#### Input ####

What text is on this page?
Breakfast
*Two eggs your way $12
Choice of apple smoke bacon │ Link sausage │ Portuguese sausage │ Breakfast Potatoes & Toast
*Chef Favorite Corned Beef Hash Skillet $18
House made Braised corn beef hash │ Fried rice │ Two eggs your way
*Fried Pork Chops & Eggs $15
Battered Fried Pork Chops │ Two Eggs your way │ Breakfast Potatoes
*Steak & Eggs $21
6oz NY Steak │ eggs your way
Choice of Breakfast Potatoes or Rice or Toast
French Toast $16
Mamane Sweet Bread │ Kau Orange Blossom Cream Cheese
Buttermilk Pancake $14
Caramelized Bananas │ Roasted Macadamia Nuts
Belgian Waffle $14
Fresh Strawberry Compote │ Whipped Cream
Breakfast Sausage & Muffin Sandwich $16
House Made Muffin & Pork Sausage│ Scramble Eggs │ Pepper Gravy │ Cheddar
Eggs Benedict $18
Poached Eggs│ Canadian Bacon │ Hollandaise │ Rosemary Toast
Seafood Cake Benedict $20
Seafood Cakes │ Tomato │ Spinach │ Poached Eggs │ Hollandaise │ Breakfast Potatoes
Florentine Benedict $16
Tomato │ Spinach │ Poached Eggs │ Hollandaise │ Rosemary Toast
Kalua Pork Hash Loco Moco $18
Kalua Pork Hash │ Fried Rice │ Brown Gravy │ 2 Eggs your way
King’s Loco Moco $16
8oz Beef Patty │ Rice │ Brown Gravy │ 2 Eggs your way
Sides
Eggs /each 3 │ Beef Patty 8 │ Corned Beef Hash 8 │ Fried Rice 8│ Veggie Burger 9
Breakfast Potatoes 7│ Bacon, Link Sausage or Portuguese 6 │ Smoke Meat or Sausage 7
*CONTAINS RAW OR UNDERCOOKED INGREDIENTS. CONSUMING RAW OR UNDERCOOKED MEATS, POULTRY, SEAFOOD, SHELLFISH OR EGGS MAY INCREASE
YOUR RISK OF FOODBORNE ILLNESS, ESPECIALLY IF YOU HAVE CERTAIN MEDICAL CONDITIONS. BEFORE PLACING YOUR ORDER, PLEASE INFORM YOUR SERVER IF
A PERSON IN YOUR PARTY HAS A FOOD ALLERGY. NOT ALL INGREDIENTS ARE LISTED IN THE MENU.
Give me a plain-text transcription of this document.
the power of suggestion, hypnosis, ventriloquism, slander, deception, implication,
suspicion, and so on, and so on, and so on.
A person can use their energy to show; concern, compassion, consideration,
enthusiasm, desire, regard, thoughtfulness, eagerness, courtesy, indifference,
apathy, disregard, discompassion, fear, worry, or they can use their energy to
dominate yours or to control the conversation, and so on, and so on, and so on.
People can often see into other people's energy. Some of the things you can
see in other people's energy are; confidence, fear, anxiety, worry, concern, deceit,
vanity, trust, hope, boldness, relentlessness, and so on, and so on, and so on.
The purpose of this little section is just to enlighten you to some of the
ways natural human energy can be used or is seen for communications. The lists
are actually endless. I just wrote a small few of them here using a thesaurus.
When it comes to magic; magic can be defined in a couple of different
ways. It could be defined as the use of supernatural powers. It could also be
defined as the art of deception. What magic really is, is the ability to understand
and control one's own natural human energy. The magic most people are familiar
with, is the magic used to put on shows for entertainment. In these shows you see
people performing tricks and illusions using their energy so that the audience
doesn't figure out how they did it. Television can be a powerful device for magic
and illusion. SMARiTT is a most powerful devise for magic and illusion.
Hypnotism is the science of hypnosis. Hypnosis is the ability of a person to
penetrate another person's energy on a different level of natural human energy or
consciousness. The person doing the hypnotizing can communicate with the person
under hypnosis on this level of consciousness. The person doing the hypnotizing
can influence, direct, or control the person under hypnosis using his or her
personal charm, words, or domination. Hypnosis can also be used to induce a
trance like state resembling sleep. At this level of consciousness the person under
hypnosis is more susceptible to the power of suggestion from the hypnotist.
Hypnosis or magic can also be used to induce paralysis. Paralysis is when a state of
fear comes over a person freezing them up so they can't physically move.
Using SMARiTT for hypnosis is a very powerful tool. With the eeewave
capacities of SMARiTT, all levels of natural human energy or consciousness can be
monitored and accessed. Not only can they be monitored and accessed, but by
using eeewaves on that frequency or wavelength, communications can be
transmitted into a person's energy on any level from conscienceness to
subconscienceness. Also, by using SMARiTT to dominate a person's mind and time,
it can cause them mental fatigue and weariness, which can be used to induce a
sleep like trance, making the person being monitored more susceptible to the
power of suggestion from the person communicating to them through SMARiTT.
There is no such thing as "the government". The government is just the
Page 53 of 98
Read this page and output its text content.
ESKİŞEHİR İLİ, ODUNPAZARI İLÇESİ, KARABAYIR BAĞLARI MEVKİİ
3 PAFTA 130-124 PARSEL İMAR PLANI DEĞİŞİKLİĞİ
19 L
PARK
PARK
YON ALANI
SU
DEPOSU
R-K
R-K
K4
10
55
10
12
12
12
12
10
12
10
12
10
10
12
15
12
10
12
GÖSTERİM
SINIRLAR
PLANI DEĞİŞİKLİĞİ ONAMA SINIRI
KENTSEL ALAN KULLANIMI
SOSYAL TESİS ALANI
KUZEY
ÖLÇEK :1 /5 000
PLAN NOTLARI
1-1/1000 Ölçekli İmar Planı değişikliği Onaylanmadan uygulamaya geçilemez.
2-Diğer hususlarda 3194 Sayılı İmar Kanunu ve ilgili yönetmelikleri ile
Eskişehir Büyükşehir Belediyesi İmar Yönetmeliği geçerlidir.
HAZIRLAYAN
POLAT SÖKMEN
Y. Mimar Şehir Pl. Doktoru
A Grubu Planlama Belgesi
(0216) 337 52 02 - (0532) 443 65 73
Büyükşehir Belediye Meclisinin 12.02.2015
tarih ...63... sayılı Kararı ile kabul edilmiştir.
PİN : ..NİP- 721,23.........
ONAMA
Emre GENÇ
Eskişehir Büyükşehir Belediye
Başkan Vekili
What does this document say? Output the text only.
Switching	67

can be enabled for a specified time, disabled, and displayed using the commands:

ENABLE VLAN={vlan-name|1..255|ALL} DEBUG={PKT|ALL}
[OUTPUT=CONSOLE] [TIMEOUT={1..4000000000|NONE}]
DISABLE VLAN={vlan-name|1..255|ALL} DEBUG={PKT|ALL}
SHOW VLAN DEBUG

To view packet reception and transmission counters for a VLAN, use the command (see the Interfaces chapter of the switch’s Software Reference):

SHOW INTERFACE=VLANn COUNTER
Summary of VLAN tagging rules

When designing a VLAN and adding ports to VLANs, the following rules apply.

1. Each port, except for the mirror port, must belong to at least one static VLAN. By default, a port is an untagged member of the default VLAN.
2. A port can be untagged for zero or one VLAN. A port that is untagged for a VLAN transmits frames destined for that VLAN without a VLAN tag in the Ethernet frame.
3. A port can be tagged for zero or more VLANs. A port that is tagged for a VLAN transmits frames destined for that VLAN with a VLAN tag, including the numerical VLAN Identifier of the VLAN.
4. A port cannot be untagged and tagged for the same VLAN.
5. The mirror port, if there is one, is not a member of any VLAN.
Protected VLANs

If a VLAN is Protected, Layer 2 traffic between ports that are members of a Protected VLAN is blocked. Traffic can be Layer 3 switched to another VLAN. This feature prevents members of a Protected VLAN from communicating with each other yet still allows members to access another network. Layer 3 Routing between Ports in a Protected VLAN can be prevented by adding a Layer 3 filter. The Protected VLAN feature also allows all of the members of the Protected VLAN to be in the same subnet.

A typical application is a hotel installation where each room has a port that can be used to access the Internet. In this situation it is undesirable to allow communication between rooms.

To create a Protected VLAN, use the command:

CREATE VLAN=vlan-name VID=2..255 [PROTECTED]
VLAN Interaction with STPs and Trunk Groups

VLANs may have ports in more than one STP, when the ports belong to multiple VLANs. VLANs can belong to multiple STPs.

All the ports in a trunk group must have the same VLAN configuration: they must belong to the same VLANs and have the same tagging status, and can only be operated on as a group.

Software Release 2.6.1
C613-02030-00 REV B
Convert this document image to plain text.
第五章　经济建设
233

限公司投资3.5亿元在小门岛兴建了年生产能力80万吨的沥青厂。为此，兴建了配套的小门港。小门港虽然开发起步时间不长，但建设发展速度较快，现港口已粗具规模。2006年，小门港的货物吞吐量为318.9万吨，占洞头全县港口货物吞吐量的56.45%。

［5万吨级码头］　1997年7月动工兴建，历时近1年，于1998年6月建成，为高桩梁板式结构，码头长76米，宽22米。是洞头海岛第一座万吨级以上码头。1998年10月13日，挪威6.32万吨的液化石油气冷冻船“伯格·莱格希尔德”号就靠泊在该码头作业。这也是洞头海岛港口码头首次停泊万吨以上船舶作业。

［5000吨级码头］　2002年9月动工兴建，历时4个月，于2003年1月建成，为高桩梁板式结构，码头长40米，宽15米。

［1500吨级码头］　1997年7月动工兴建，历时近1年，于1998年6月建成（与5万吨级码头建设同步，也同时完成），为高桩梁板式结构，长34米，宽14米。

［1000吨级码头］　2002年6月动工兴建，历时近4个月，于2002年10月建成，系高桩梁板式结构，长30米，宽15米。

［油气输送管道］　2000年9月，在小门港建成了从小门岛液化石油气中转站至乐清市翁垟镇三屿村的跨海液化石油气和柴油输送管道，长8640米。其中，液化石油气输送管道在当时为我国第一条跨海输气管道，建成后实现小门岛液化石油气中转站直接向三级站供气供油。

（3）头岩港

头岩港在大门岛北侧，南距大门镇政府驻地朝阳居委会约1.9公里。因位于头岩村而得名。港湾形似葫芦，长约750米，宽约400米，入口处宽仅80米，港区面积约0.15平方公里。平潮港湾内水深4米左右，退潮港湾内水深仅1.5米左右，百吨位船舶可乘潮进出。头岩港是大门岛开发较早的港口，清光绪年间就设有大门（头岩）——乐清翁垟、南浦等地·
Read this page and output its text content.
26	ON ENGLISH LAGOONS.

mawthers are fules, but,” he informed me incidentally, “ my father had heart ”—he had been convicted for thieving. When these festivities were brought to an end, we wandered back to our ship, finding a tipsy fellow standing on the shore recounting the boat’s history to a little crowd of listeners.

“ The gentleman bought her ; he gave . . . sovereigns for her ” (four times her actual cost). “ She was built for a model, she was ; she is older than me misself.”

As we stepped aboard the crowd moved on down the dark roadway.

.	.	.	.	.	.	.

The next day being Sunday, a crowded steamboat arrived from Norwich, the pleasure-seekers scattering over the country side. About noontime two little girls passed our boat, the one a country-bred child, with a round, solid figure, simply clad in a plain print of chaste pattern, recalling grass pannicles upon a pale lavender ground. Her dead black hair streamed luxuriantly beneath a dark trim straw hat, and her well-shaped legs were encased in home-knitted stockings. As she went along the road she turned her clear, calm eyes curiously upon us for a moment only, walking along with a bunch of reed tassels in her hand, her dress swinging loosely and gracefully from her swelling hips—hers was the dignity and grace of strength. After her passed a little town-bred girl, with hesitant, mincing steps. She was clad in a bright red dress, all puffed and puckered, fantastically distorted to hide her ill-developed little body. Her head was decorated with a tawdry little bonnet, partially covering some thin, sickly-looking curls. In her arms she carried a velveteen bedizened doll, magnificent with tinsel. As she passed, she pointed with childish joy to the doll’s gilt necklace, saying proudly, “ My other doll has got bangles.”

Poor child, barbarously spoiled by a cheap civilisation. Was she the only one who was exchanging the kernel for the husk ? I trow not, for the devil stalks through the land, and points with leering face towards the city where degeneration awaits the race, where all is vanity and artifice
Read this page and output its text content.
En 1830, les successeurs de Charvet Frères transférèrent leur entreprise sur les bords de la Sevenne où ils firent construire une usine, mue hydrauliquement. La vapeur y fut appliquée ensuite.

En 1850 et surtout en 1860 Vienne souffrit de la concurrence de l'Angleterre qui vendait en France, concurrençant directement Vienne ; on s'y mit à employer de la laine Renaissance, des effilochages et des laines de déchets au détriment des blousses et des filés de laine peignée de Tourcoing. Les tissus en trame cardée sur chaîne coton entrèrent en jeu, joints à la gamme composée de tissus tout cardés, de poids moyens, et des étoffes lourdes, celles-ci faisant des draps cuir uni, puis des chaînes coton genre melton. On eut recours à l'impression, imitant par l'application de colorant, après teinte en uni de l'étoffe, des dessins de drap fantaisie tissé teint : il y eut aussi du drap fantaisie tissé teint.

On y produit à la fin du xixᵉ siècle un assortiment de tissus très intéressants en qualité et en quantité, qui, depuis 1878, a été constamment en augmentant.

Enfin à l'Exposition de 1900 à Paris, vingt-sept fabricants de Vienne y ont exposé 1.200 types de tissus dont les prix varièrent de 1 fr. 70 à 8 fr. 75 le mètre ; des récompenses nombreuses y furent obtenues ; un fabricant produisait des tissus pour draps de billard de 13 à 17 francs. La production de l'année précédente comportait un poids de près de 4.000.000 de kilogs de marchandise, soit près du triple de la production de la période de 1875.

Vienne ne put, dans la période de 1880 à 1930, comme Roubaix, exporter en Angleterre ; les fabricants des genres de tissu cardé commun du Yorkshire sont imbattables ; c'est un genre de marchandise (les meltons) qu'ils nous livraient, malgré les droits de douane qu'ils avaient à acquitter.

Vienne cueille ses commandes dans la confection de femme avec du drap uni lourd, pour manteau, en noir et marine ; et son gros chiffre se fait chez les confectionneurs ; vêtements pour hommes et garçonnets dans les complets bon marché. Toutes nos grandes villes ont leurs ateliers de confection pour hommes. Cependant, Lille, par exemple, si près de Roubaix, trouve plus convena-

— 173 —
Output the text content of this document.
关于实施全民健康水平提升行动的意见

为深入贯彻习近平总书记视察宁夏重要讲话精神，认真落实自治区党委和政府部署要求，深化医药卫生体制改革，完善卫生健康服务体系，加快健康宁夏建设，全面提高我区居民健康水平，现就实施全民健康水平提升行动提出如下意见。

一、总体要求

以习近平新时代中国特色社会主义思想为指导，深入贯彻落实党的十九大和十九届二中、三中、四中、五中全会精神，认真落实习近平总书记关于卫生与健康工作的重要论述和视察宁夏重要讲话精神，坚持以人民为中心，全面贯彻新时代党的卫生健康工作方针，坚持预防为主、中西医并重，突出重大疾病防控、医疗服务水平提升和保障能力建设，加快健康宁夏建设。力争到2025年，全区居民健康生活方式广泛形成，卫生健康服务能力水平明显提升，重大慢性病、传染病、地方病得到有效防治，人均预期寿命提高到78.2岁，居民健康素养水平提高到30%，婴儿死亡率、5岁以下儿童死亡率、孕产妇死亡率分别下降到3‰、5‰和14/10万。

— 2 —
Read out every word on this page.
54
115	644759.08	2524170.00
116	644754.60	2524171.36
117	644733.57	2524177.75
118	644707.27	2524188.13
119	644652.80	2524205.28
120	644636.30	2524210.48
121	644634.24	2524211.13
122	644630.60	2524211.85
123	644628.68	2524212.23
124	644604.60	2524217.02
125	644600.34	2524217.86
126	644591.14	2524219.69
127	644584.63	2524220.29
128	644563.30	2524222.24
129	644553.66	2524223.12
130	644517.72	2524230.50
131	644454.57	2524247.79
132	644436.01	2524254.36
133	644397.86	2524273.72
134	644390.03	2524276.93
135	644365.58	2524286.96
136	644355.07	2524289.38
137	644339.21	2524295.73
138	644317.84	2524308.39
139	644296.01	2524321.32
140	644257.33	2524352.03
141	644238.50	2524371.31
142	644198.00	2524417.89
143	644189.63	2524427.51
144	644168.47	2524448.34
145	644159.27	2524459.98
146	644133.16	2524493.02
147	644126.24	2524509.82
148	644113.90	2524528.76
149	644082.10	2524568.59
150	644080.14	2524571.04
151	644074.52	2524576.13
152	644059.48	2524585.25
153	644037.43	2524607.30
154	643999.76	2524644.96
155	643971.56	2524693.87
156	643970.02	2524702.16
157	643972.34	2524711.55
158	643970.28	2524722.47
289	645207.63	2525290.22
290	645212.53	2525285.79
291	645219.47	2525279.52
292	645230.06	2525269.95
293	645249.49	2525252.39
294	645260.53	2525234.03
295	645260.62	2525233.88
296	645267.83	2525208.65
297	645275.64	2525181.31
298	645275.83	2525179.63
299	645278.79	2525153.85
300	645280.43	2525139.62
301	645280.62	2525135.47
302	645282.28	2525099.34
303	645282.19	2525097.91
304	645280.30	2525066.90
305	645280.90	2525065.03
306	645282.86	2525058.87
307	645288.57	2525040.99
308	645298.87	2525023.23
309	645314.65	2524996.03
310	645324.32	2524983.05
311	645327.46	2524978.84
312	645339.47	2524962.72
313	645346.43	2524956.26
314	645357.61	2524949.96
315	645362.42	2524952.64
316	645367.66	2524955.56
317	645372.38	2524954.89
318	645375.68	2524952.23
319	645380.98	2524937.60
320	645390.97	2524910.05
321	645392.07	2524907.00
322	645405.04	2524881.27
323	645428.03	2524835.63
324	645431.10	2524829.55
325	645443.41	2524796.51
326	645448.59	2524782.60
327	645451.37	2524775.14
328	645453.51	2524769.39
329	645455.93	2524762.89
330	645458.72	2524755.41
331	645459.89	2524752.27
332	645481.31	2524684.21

####

- What to work on
Every line that holds the word "adding" should be extracted.

- Answer for the task
When designing a VLAN and adding ports to VLANs, the following rules apply.
If a VLAN is Protected, Layer 2 traffic between ports that are members of a Protected VLAN is blocked. Traffic can be Layer 3 switched to another VLAN. This feature prevents members of a Protected VLAN from communicating with each other yet still allows members to access another network. Layer 3 Routing between Ports in a Protected VLAN can be prevented by adding a Layer 3 filter. The Protected VLAN feature also allows all of the members of the Protected VLAN to be in the same subnet.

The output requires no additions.